• _OBJECTIVE_
Quote, verbatim, all material below, without pictures.
•••
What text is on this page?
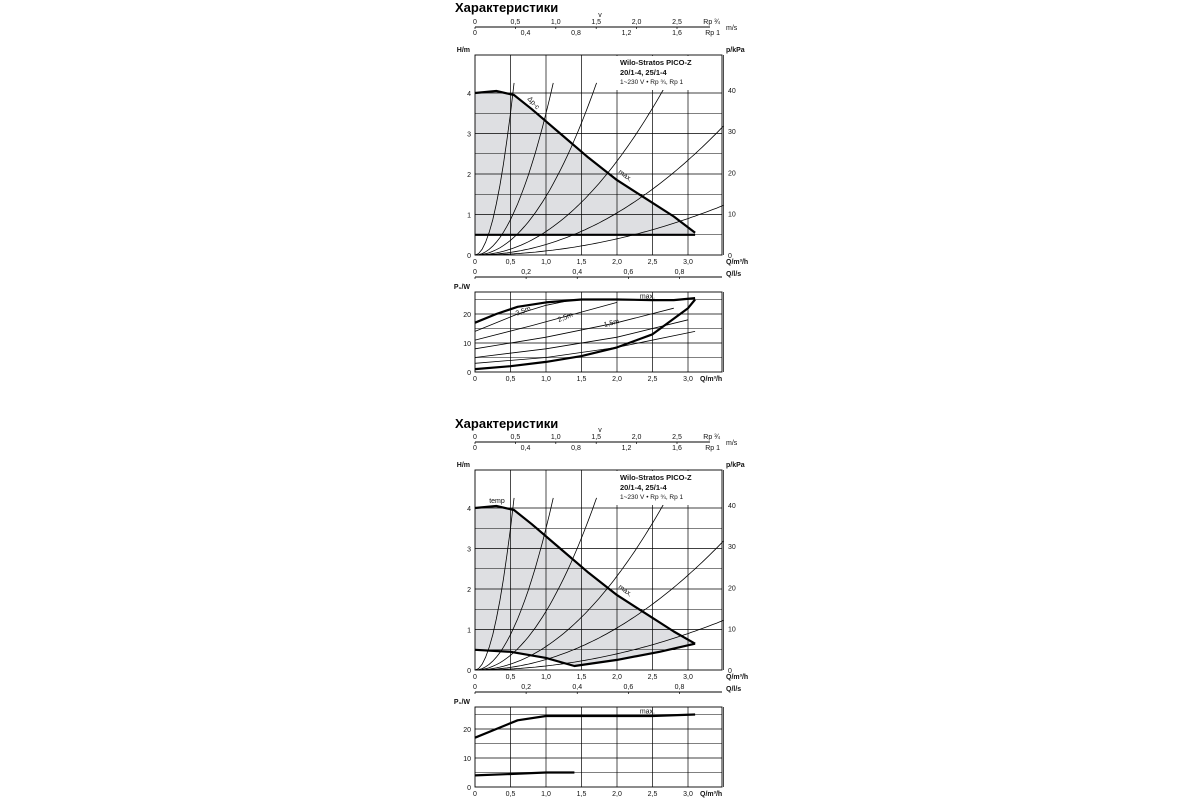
Характеристики
Характеристики
v
0	0,5	1,0	1,5	2,0	2,5
0	0,4	0,8	1,2	1,6
Rp ¾
Rp 1
m/s
H/m	p/kPa
0
1
2
3
4
0
10
20
30
40
0	0,5	1,0	1,5	2,0	2,5	3,0	Q/m³/h
0	0,2	0,4	0,6	0,8	Q/l/s
Wilo-Stratos PICO-Z
20/1-4, 25/1-4
1~230 V • Rp ¾, Rp 1
Δp-c
max.
P₁/W
0
10
20
0	0,5	1,0	1,5	2,0	2,5	3,0 Q/m³/h
max.
3,5m
2,5m	1,5m
v
0	0,5	1,0	1,5	2,0	2,5
0	0,4	0,8	1,2	1,6
Rp ¾
Rp 1
m/s
H/m	p/kPa
0
1
2
3
4
0
10
20
30
40
0	0,5	1,0	1,5	2,0	2,5	3,0	Q/m³/h
0	0,2	0,4	0,6	0,8	Q/l/s
Wilo-Stratos PICO-Z
20/1-4, 25/1-4
1~230 V • Rp ¾, Rp 1
temp
max.
P₁/W
0
10
20
0	0,5	1,0	1,5	2,0	2,5	3,0 Q/m³/h
max.
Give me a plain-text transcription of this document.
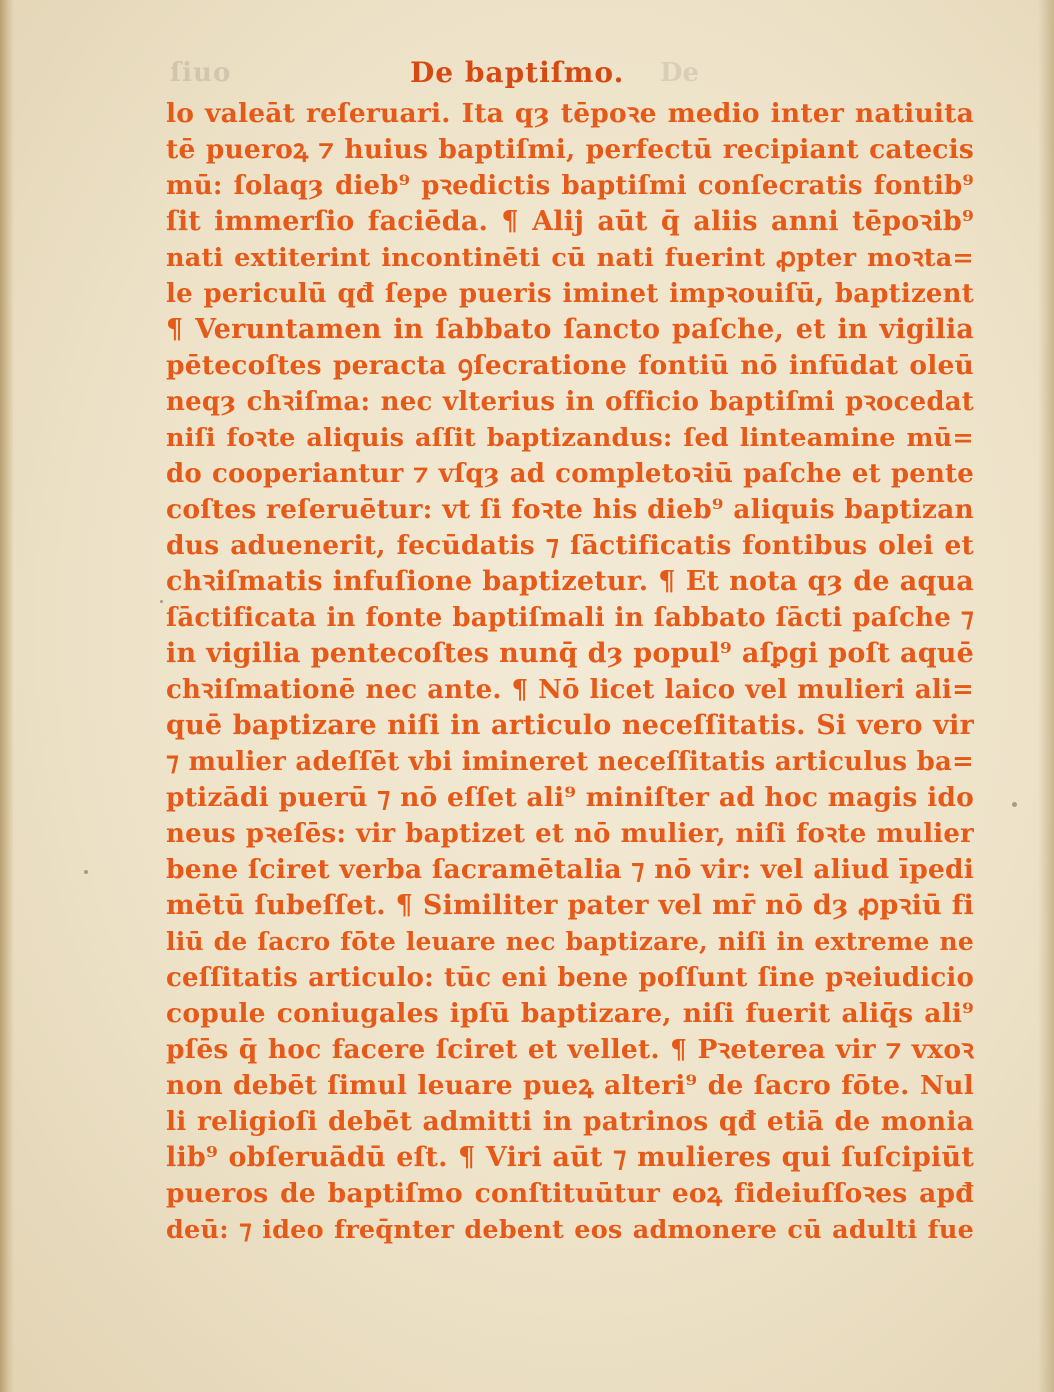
ſiuo	De
De baptiſmo.
lo valeāt reſeruari. Ita qȝ tēpoꝛe medio inter natiuita
tē pueroꝝ ⁊ huius baptiſmi, perfectū recipiant catecis
mū: ſolaqȝ dieb⁹ pꝛedictis baptiſmi conſecratis fontib⁹
ſit immerſio faciēda. ¶ Alij aūt q̄ aliis anni tēpoꝛib⁹
nati extiterint incontinēti cū nati fuerint ꝓpter moꝛta=
le periculū qđ ſepe pueris iminet impꝛouiſū, baptizent
¶ Veruntamen in ſabbato ſancto paſche, et in vigilia
pētecoſtes peracta ꝯſecratione fontiū nō infūdat oleū
neqȝ chꝛiſma: nec vlterius in officio baptiſmi pꝛocedat
niſi foꝛte aliquis aſſit baptizandus: ſed linteamine mū=
do cooperiantur ⁊ vſqȝ ad completoꝛiū paſche et pente
coſtes reſeruētur: vt ſi foꝛte his dieb⁹ aliquis baptizan
dus aduenerit, fecūdatis ⁊ ſāctificatis fontibus olei et
chꝛiſmatis infuſione baptizetur. ¶ Et nota qȝ de aqua
ſāctificata in fonte baptiſmali in ſabbato ſācti paſche ⁊
in vigilia pentecoſtes nunq̄ dȝ popul⁹ aſꝑgi poſt aquē
chꝛiſmationē nec ante. ¶ Nō licet laico vel mulieri ali=
quē baptizare niſi in articulo neceſſitatis. Si vero vir
⁊ mulier adeſſēt vbi imineret neceſſitatis articulus ba=
ptizādi puerū ⁊ nō eſſet ali⁹ miniſter ad hoc magis ido
neus pꝛeſēs: vir baptizet et nō mulier, niſi foꝛte mulier
bene ſciret verba ſacramētalia ⁊ nō vir: vel aliud īpedi
mētū ſubeſſet. ¶ Similiter pater vel mr̄ nō dȝ ꝓpꝛiū fi
liū de ſacro fōte leuare nec baptizare, niſi in extreme ne
ceſſitatis articulo: tūc eni bene poſſunt ſine pꝛeiudicio
copule coniugales ipſū baptizare, niſi fuerit aliq̄s ali⁹
pſēs q̄ hoc facere ſciret et vellet. ¶ Pꝛeterea vir ⁊ vxoꝛ
non debēt ſimul leuare pueꝝ alteri⁹ de ſacro fōte. Nul
li religioſi debēt admitti in patrinos qđ etiā de monia
lib⁹ obſeruādū eſt. ¶ Viri aūt ⁊ mulieres qui ſuſcipiūt
pueros de baptiſmo conſtituūtur eoꝝ fideiuſſoꝛes apđ
deū: ⁊ ideo freq̄nter debent eos admonere cū adulti fue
•••
• _THE RESPONSE_
What text is on this page?
Характеристики
Характеристики
v
0	0,5	1,0	1,5	2,0	2,5
0	0,4	0,8	1,2	1,6
Rp ¾
Rp 1
m/s
H/m	p/kPa
0
1
2
3
4
0
10
20
30
40
0	0,5	1,0	1,5	2,0	2,5	3,0	Q/m³/h
0	0,2	0,4	0,6	0,8	Q/l/s
Wilo-Stratos PICO-Z
20/1-4, 25/1-4
1~230 V • Rp ¾, Rp 1
Δp-c
max.
P₁/W
0
10
20
0	0,5	1,0	1,5	2,0	2,5	3,0 Q/m³/h
max.
3,5m
2,5m	1,5m
v
0	0,5	1,0	1,5	2,0	2,5
0	0,4	0,8	1,2	1,6
Rp ¾
Rp 1
m/s
H/m	p/kPa
0
1
2
3
4
0
10
20
30
40
0	0,5	1,0	1,5	2,0	2,5	3,0	Q/m³/h
0	0,2	0,4	0,6	0,8	Q/l/s
Wilo-Stratos PICO-Z
20/1-4, 25/1-4
1~230 V • Rp ¾, Rp 1
temp
max.
P₁/W
0
10
20
0	0,5	1,0	1,5	2,0	2,5	3,0 Q/m³/h
max.
Give me a plain-text transcription of this document.
ſiuo	De
De baptiſmo.
lo valeāt reſeruari. Ita qȝ tēpoꝛe medio inter natiuita
tē pueroꝝ ⁊ huius baptiſmi, perfectū recipiant catecis
mū: ſolaqȝ dieb⁹ pꝛedictis baptiſmi conſecratis fontib⁹
ſit immerſio faciēda. ¶ Alij aūt q̄ aliis anni tēpoꝛib⁹
nati extiterint incontinēti cū nati fuerint ꝓpter moꝛta=
le periculū qđ ſepe pueris iminet impꝛouiſū, baptizent
¶ Veruntamen in ſabbato ſancto paſche, et in vigilia
pētecoſtes peracta ꝯſecratione fontiū nō infūdat oleū
neqȝ chꝛiſma: nec vlterius in officio baptiſmi pꝛocedat
niſi foꝛte aliquis aſſit baptizandus: ſed linteamine mū=
do cooperiantur ⁊ vſqȝ ad completoꝛiū paſche et pente
coſtes reſeruētur: vt ſi foꝛte his dieb⁹ aliquis baptizan
dus aduenerit, fecūdatis ⁊ ſāctificatis fontibus olei et
chꝛiſmatis infuſione baptizetur. ¶ Et nota qȝ de aqua
ſāctificata in fonte baptiſmali in ſabbato ſācti paſche ⁊
in vigilia pentecoſtes nunq̄ dȝ popul⁹ aſꝑgi poſt aquē
chꝛiſmationē nec ante. ¶ Nō licet laico vel mulieri ali=
quē baptizare niſi in articulo neceſſitatis. Si vero vir
⁊ mulier adeſſēt vbi imineret neceſſitatis articulus ba=
ptizādi puerū ⁊ nō eſſet ali⁹ miniſter ad hoc magis ido
neus pꝛeſēs: vir baptizet et nō mulier, niſi foꝛte mulier
bene ſciret verba ſacramētalia ⁊ nō vir: vel aliud īpedi
mētū ſubeſſet. ¶ Similiter pater vel mr̄ nō dȝ ꝓpꝛiū fi
liū de ſacro fōte leuare nec baptizare, niſi in extreme ne
ceſſitatis articulo: tūc eni bene poſſunt ſine pꝛeiudicio
copule coniugales ipſū baptizare, niſi fuerit aliq̄s ali⁹
pſēs q̄ hoc facere ſciret et vellet. ¶ Pꝛeterea vir ⁊ vxoꝛ
non debēt ſimul leuare pueꝝ alteri⁹ de ſacro fōte. Nul
li religioſi debēt admitti in patrinos qđ etiā de monia
lib⁹ obſeruādū eſt. ¶ Viri aūt ⁊ mulieres qui ſuſcipiūt
pueros de baptiſmo conſtituūtur eoꝝ fideiuſſoꝛes apđ
deū: ⁊ ideo freq̄nter debent eos admonere cū adulti fue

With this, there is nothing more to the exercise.